Write every line out verbatim and omit the pictures.

*** Entries provided ***

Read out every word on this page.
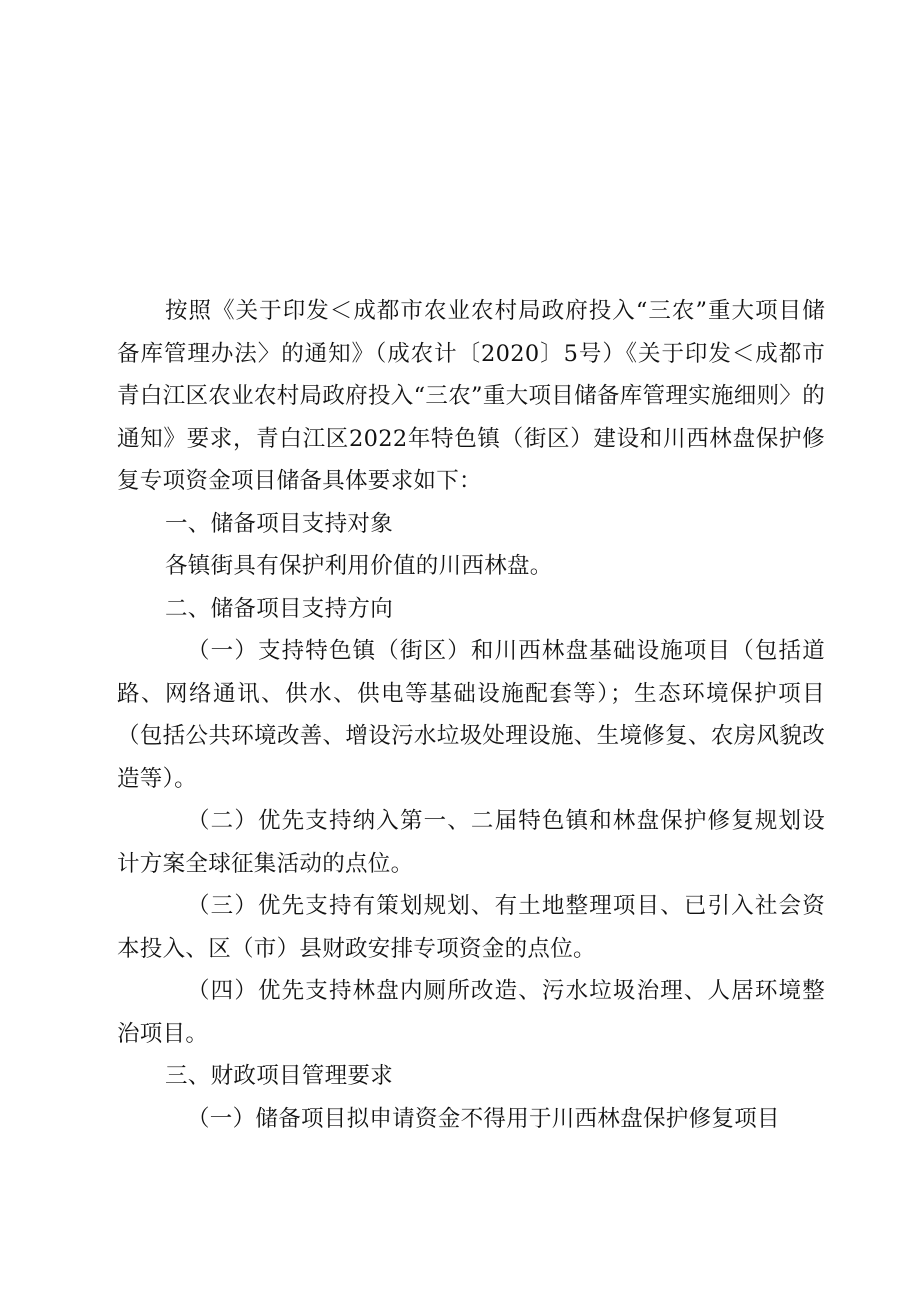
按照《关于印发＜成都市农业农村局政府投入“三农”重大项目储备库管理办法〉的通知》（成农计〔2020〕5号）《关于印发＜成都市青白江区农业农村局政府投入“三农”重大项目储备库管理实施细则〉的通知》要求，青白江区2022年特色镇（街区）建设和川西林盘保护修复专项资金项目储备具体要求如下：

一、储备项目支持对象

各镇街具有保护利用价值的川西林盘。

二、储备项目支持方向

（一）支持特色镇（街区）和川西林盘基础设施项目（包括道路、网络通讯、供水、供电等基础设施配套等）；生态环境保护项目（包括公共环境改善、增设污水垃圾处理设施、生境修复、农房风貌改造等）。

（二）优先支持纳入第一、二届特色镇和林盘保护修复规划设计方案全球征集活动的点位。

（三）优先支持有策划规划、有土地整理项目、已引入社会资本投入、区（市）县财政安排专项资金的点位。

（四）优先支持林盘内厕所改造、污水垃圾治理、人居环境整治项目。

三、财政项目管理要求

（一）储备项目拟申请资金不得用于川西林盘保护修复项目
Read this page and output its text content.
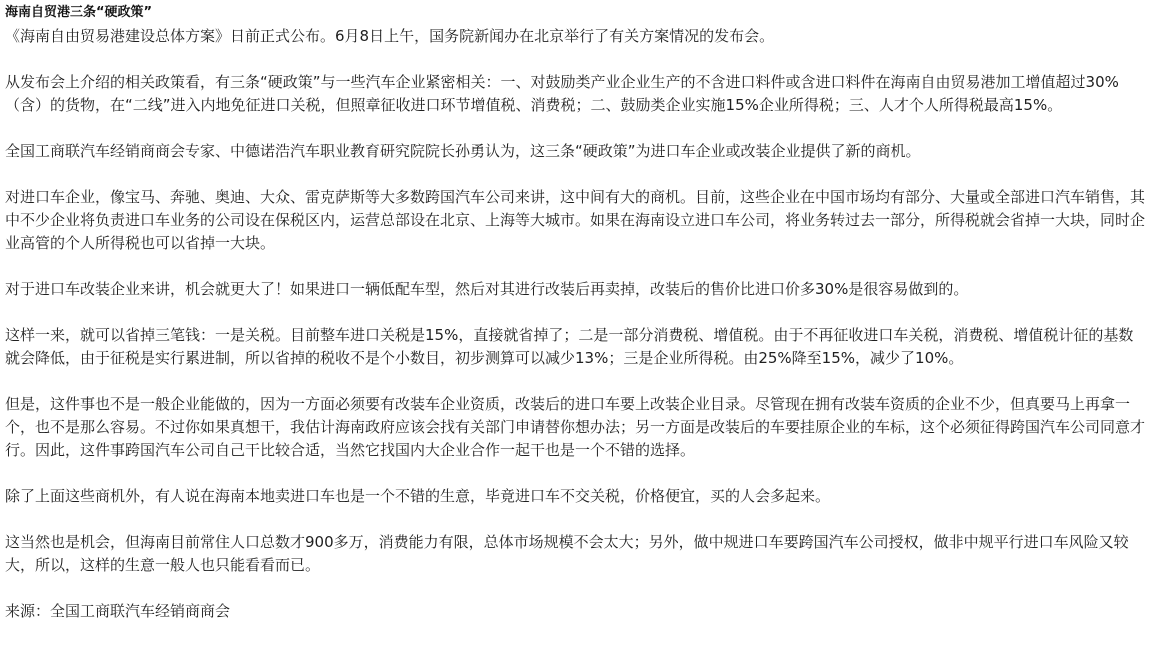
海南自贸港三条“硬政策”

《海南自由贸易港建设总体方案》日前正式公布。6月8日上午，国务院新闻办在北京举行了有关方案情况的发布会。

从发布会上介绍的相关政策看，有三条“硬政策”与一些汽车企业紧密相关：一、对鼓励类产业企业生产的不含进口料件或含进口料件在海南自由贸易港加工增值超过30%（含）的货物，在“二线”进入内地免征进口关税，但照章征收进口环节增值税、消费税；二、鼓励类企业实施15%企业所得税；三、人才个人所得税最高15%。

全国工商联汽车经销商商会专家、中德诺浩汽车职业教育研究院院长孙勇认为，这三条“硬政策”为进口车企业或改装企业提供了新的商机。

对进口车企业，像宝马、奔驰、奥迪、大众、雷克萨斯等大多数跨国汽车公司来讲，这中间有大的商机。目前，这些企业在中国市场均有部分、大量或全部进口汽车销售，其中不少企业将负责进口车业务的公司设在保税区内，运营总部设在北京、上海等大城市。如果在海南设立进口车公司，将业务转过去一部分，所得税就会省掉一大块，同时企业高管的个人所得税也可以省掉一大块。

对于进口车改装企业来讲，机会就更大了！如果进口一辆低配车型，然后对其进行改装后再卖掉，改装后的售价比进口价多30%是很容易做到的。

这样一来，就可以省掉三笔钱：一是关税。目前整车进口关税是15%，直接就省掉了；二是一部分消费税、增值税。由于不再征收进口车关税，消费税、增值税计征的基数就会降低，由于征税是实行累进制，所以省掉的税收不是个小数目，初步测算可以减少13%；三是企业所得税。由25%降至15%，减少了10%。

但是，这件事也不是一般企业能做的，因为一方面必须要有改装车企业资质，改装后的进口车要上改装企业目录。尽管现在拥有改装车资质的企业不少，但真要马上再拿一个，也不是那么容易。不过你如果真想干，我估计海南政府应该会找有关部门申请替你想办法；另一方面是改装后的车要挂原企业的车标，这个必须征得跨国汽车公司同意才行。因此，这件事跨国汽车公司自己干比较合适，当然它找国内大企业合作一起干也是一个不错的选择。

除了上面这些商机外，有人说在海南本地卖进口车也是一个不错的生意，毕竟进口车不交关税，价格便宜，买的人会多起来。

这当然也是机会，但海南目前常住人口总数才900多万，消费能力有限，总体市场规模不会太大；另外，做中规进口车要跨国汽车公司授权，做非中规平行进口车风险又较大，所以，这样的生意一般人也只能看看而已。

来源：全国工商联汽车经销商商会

***

**Written answer**
Read out every word on this page.
按照《关于印发＜成都市农业农村局政府投入“三农”重大项目储备库管理办法〉的通知》（成农计〔2020〕5号）《关于印发＜成都市青白江区农业农村局政府投入“三农”重大项目储备库管理实施细则〉的通知》要求，青白江区2022年特色镇（街区）建设和川西林盘保护修复专项资金项目储备具体要求如下：

一、储备项目支持对象

各镇街具有保护利用价值的川西林盘。

二、储备项目支持方向

（一）支持特色镇（街区）和川西林盘基础设施项目（包括道路、网络通讯、供水、供电等基础设施配套等）；生态环境保护项目（包括公共环境改善、增设污水垃圾处理设施、生境修复、农房风貌改造等）。

（二）优先支持纳入第一、二届特色镇和林盘保护修复规划设计方案全球征集活动的点位。

（三）优先支持有策划规划、有土地整理项目、已引入社会资本投入、区（市）县财政安排专项资金的点位。

（四）优先支持林盘内厕所改造、污水垃圾治理、人居环境整治项目。

三、财政项目管理要求

（一）储备项目拟申请资金不得用于川西林盘保护修复项目
Read this page and output its text content.
海南自贸港三条“硬政策”

《海南自由贸易港建设总体方案》日前正式公布。6月8日上午，国务院新闻办在北京举行了有关方案情况的发布会。

从发布会上介绍的相关政策看，有三条“硬政策”与一些汽车企业紧密相关：一、对鼓励类产业企业生产的不含进口料件或含进口料件在海南自由贸易港加工增值超过30%（含）的货物，在“二线”进入内地免征进口关税，但照章征收进口环节增值税、消费税；二、鼓励类企业实施15%企业所得税；三、人才个人所得税最高15%。

全国工商联汽车经销商商会专家、中德诺浩汽车职业教育研究院院长孙勇认为，这三条“硬政策”为进口车企业或改装企业提供了新的商机。

对进口车企业，像宝马、奔驰、奥迪、大众、雷克萨斯等大多数跨国汽车公司来讲，这中间有大的商机。目前，这些企业在中国市场均有部分、大量或全部进口汽车销售，其中不少企业将负责进口车业务的公司设在保税区内，运营总部设在北京、上海等大城市。如果在海南设立进口车公司，将业务转过去一部分，所得税就会省掉一大块，同时企业高管的个人所得税也可以省掉一大块。

对于进口车改装企业来讲，机会就更大了！如果进口一辆低配车型，然后对其进行改装后再卖掉，改装后的售价比进口价多30%是很容易做到的。

这样一来，就可以省掉三笔钱：一是关税。目前整车进口关税是15%，直接就省掉了；二是一部分消费税、增值税。由于不再征收进口车关税，消费税、增值税计征的基数就会降低，由于征税是实行累进制，所以省掉的税收不是个小数目，初步测算可以减少13%；三是企业所得税。由25%降至15%，减少了10%。

但是，这件事也不是一般企业能做的，因为一方面必须要有改装车企业资质，改装后的进口车要上改装企业目录。尽管现在拥有改装车资质的企业不少，但真要马上再拿一个，也不是那么容易。不过你如果真想干，我估计海南政府应该会找有关部门申请替你想办法；另一方面是改装后的车要挂原企业的车标，这个必须征得跨国汽车公司同意才行。因此，这件事跨国汽车公司自己干比较合适，当然它找国内大企业合作一起干也是一个不错的选择。

除了上面这些商机外，有人说在海南本地卖进口车也是一个不错的生意，毕竟进口车不交关税，价格便宜，买的人会多起来。

这当然也是机会，但海南目前常住人口总数才900多万，消费能力有限，总体市场规模不会太大；另外，做中规进口车要跨国汽车公司授权，做非中规平行进口车风险又较大，所以，这样的生意一般人也只能看看而已。

来源：全国工商联汽车经销商商会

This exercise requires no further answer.